### Written task
Extract the records in full, leaving every picture out.

### Task inputs

━━━━━━

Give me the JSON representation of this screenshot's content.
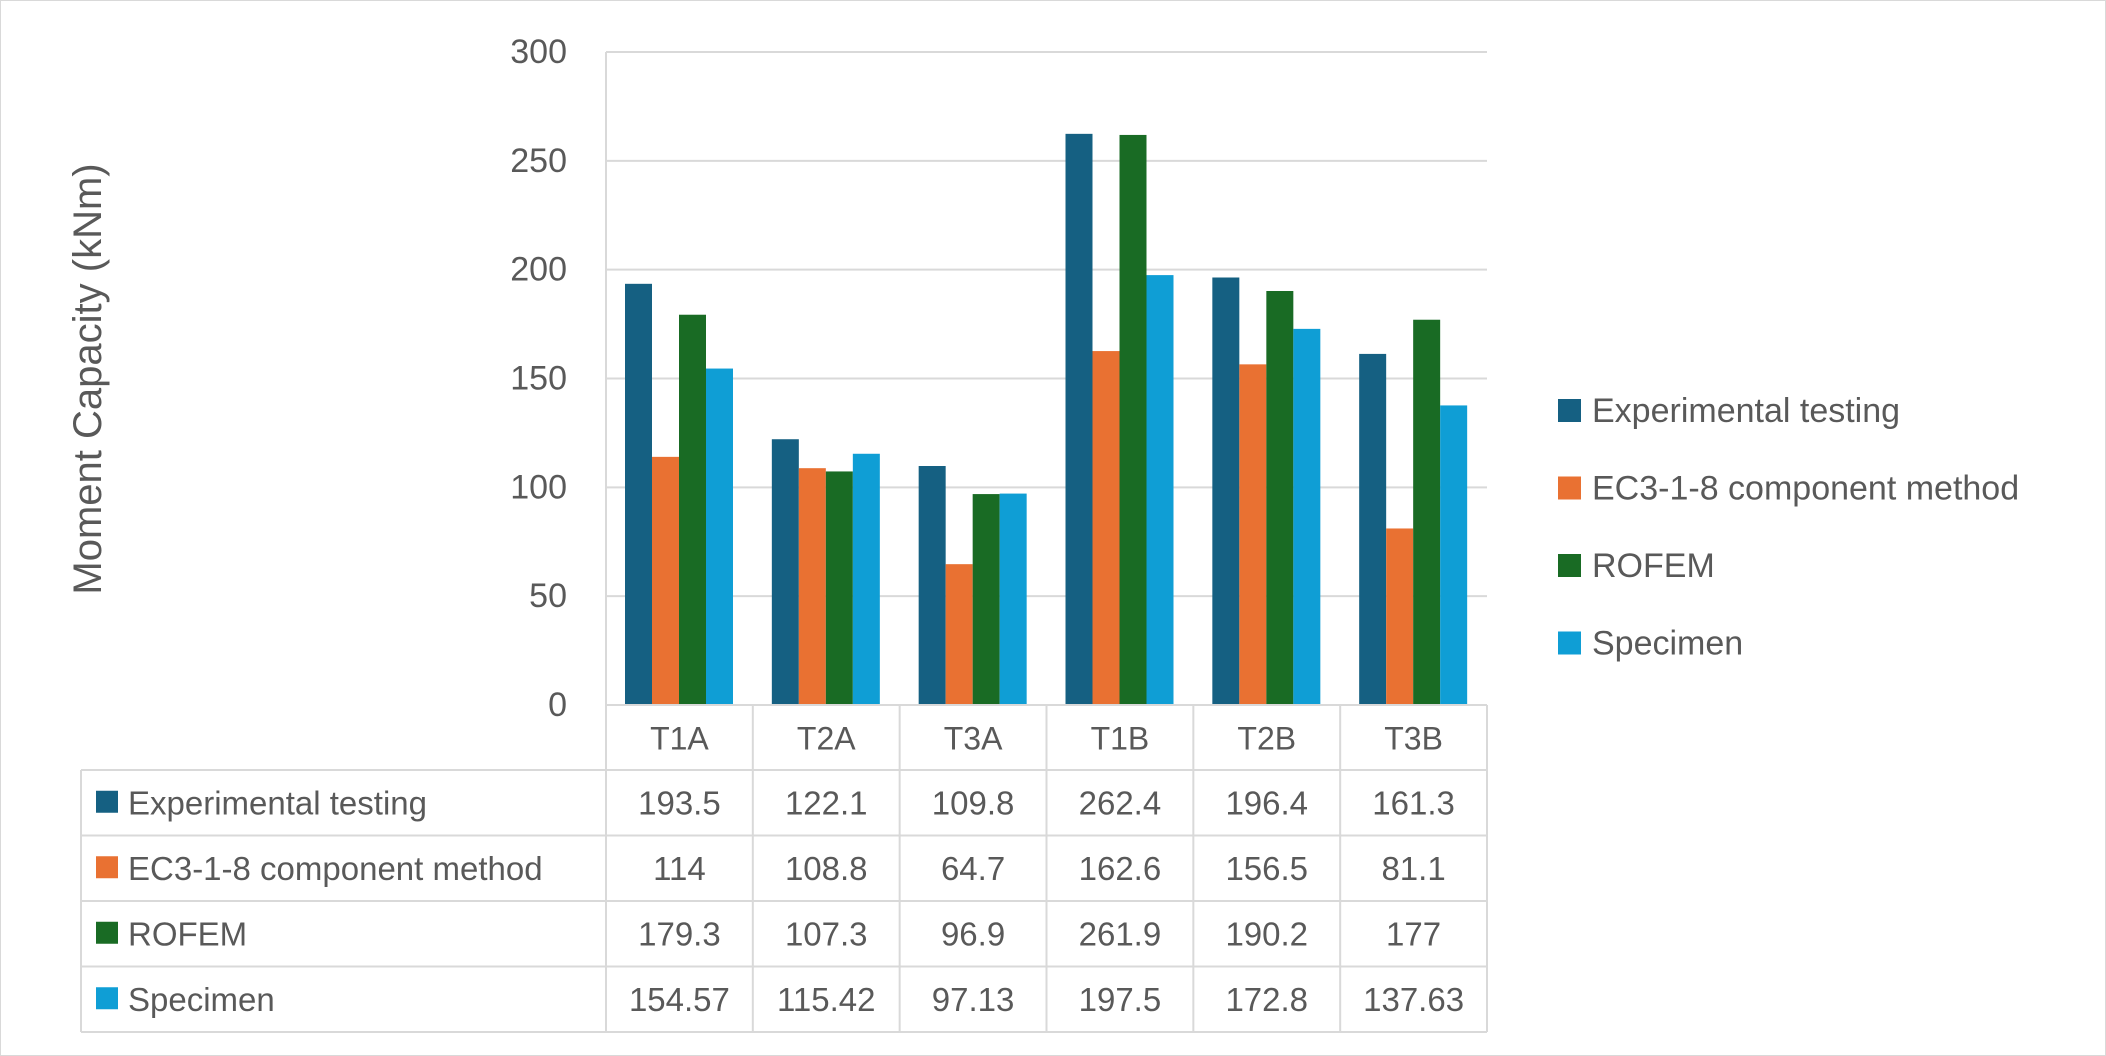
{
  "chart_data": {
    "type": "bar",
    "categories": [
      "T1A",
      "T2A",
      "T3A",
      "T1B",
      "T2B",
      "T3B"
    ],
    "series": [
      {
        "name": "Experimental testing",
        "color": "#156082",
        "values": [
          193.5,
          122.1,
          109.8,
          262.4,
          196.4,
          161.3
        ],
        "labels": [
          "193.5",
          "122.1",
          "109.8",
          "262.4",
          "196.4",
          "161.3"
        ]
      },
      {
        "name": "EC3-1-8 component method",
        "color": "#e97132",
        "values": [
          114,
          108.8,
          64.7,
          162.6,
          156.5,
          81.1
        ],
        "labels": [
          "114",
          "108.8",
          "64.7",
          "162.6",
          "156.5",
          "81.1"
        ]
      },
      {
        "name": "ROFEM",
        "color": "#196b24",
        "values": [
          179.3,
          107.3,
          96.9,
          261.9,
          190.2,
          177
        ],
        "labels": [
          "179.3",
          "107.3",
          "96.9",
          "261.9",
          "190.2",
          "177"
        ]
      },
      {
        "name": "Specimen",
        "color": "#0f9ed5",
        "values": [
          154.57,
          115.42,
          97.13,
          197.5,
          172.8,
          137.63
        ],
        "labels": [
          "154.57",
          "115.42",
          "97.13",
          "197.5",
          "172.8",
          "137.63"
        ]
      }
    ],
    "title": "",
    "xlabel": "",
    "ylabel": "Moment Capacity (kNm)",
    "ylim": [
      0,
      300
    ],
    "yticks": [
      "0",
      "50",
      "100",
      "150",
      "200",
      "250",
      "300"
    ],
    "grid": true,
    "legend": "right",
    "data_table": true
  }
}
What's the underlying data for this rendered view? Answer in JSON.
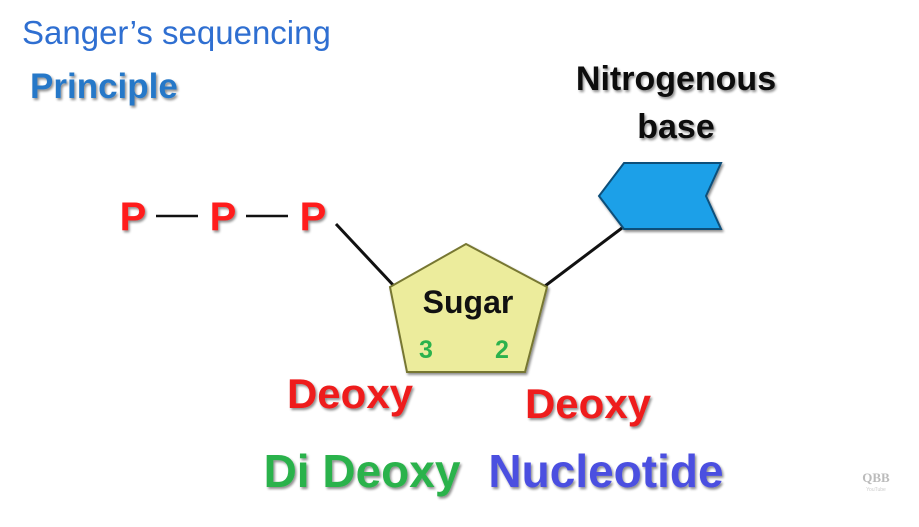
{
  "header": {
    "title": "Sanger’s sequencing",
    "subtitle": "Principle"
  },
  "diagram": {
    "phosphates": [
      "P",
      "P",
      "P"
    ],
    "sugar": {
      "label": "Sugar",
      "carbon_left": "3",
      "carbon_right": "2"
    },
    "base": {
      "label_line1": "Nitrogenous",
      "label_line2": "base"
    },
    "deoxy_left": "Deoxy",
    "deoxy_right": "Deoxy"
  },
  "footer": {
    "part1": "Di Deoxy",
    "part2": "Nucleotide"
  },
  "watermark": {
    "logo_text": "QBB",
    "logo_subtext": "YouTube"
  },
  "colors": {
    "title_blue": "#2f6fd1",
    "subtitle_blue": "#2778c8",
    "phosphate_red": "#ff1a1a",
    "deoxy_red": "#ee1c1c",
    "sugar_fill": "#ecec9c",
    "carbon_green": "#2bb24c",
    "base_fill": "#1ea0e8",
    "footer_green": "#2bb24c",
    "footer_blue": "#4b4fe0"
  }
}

━━━━━━

### The result
Give me the JSON representation of this screenshot's content.
{
  "chart_data": {
    "type": "bar",
    "categories": [
      "T1A",
      "T2A",
      "T3A",
      "T1B",
      "T2B",
      "T3B"
    ],
    "series": [
      {
        "name": "Experimental testing",
        "color": "#156082",
        "values": [
          193.5,
          122.1,
          109.8,
          262.4,
          196.4,
          161.3
        ],
        "labels": [
          "193.5",
          "122.1",
          "109.8",
          "262.4",
          "196.4",
          "161.3"
        ]
      },
      {
        "name": "EC3-1-8 component method",
        "color": "#e97132",
        "values": [
          114,
          108.8,
          64.7,
          162.6,
          156.5,
          81.1
        ],
        "labels": [
          "114",
          "108.8",
          "64.7",
          "162.6",
          "156.5",
          "81.1"
        ]
      },
      {
        "name": "ROFEM",
        "color": "#196b24",
        "values": [
          179.3,
          107.3,
          96.9,
          261.9,
          190.2,
          177
        ],
        "labels": [
          "179.3",
          "107.3",
          "96.9",
          "261.9",
          "190.2",
          "177"
        ]
      },
      {
        "name": "Specimen",
        "color": "#0f9ed5",
        "values": [
          154.57,
          115.42,
          97.13,
          197.5,
          172.8,
          137.63
        ],
        "labels": [
          "154.57",
          "115.42",
          "97.13",
          "197.5",
          "172.8",
          "137.63"
        ]
      }
    ],
    "title": "",
    "xlabel": "",
    "ylabel": "Moment Capacity (kNm)",
    "ylim": [
      0,
      300
    ],
    "yticks": [
      "0",
      "50",
      "100",
      "150",
      "200",
      "250",
      "300"
    ],
    "grid": true,
    "legend": "right",
    "data_table": true
  }
}
What's the underlying data for this rendered view? Answer in JSON.
{
  "header": {
    "title": "Sanger’s sequencing",
    "subtitle": "Principle"
  },
  "diagram": {
    "phosphates": [
      "P",
      "P",
      "P"
    ],
    "sugar": {
      "label": "Sugar",
      "carbon_left": "3",
      "carbon_right": "2"
    },
    "base": {
      "label_line1": "Nitrogenous",
      "label_line2": "base"
    },
    "deoxy_left": "Deoxy",
    "deoxy_right": "Deoxy"
  },
  "footer": {
    "part1": "Di Deoxy",
    "part2": "Nucleotide"
  },
  "watermark": {
    "logo_text": "QBB",
    "logo_subtext": "YouTube"
  },
  "colors": {
    "title_blue": "#2f6fd1",
    "subtitle_blue": "#2778c8",
    "phosphate_red": "#ff1a1a",
    "deoxy_red": "#ee1c1c",
    "sugar_fill": "#ecec9c",
    "carbon_green": "#2bb24c",
    "base_fill": "#1ea0e8",
    "footer_green": "#2bb24c",
    "footer_blue": "#4b4fe0"
  }
}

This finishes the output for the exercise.